═════ Page excerpt ═════

Congenital hepatic hemangioma: An unusual case report of pulmonary hypertension

DOI: https://doi.org/10.21203/rs.3.rs-2457894/v1

Abstract

Background: Pulmonary hypertension (PH) in a newborns is a rare but serious condition that often requires immediate intervention and quick diagnosis of the correct etiologyto prevent mortality. Congenital hepatic hemangioma (CHH) is an example of an extrathoracic etiology of PH.

Case presentation: Herein, we report the case of a newborn with a giant liver hemangioma, who presented with an early onset of PH and was successfully treated with intra-arterial embolization.

Conclusions: This case illustrates the importance of suspicion and prompt evaluation of CHH and related systemic arteriovenous shunts among infants with unexplained PH.

Background

The etiologies of pulmonary hypertension(PH) are very diverse and include congenital heart disease(CHD), parenchymal lung diseases, pulmonary hypoplasia, congenital diaphragmatic hernia, sepsis, perinatal depression, and in utero medication exposure (selective serotonin reuptake inhibitor and nonsteroidal anti-inflammatory)[1]. Although intrathoracic disease and congenital heart defects are the most common etiologies, extrathoracic causes and non-cardiac causes must be considered[2]. Congenital hepatic hemangioma (CHH) is an example of a potentially fatal prognosis if not positively managed. Here, we report the case of a newborn who presented with tachypnea and tachycardia. It has been established that the newborn’s symptoms were due to PAH secondary to CHH.

Case presentation

A 23-year-old primigravida was referred to our hospital at 37 weeks of gestation because the B ultrasound showed that the fetal right atrium was enlarged, the lung-to-host ratio was 0.69, and the hepatic vein was widened. Maternal history was unremarkable, with the routine first- and second-trimester ultrasound scans reported as normal. At 37 + 2 weeks, an elective cesarean section was performed, delivering a female infant weighing 2750 g and with Apgar scores of 9 and 10 at 1 and 5 min, respectively. On the first postnatal day, the physical examination revealed tachypnea and tachycardia. The breath sounds were equal bilaterally. Cardiovascular examination revealed a grade 3/6 holosystolic murmur best heard at the left parasternal second intercostal border, with no thrill. The liver was tangible 3 cm below the right costal margin. No vascular malformations were noted over the skin and no splenomegaly was not observed.

═════ Recorded data ═════

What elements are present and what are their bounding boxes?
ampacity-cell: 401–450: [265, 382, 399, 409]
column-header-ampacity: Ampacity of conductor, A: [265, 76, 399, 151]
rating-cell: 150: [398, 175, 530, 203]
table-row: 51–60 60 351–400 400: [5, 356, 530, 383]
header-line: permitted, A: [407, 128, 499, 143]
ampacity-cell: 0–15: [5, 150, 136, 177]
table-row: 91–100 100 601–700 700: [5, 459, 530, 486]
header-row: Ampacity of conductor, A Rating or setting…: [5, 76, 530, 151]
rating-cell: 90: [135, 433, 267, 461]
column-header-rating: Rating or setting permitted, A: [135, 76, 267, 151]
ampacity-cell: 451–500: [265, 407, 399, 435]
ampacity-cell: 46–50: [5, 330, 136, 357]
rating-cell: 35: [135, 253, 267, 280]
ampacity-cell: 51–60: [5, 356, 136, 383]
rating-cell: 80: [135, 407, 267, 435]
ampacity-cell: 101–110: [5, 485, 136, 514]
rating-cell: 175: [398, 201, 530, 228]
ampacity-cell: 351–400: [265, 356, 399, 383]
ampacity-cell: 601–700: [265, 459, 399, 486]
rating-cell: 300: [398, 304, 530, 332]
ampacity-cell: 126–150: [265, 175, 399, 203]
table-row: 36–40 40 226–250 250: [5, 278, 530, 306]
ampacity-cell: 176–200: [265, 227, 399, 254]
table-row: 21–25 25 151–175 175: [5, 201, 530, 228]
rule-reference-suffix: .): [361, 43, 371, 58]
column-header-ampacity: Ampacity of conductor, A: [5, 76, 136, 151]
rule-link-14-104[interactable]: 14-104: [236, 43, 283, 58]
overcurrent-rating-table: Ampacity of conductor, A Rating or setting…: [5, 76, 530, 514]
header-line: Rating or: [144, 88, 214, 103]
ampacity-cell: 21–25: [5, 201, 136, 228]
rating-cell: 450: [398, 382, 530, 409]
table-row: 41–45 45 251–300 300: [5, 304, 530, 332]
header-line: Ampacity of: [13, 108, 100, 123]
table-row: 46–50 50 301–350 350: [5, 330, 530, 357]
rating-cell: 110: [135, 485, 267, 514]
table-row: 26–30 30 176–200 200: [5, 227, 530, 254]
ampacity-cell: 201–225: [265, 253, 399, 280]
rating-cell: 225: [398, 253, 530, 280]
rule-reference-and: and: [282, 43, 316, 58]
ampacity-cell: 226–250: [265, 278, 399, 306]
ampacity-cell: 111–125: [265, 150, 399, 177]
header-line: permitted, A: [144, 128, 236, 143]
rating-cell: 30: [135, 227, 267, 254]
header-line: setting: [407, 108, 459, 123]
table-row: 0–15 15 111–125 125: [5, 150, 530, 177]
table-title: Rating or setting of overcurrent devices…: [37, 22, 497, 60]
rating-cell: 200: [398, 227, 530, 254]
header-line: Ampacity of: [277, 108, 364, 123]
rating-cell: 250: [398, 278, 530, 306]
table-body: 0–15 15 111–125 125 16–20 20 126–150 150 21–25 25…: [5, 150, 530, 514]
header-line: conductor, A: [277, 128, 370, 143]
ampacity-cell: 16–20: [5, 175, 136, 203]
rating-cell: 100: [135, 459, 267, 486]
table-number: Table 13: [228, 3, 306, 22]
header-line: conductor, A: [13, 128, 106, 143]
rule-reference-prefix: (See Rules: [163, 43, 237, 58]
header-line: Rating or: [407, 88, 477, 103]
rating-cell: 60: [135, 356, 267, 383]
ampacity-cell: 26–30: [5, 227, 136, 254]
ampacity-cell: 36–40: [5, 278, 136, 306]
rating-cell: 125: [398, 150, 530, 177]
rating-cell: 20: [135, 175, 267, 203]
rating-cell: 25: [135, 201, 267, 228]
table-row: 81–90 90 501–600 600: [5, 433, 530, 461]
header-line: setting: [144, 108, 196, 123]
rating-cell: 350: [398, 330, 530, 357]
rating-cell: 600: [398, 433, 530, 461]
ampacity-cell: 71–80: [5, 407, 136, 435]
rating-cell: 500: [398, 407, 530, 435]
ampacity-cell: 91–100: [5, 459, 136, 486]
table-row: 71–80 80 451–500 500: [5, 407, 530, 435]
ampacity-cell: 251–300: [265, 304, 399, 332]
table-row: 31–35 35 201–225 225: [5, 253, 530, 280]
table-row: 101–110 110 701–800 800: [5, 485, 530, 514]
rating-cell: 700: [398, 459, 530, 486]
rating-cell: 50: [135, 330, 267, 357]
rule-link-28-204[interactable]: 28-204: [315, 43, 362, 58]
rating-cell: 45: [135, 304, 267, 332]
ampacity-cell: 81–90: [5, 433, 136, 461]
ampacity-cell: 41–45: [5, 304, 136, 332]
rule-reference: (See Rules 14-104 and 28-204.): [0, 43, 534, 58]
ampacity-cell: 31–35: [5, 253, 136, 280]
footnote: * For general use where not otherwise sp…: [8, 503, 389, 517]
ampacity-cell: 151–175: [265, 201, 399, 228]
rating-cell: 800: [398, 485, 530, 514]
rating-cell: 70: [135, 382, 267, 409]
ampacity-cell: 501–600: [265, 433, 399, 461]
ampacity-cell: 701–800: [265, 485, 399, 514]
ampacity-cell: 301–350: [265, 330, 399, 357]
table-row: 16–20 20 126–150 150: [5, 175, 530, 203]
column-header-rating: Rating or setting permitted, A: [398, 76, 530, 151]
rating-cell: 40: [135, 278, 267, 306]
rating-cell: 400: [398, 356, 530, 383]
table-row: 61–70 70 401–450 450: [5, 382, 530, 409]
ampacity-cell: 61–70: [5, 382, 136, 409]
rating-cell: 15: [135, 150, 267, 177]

═════

▸ What is needed: Summarize the case report in two sentences. The lines are separate material and have nothing to do with the case report.

▸ Answer box: The case report describes a newborn girl with a giant liver hemangioma who showed an early onset of pulmonary hypertension and was successfully treated with intra-arterial embolization. It stresses that pulmonary hypertension in newborns is rare but serious, and that congenital hepatic hemangioma should be suspected and promptly evaluated in infants with unexplained pulmonary hypertension.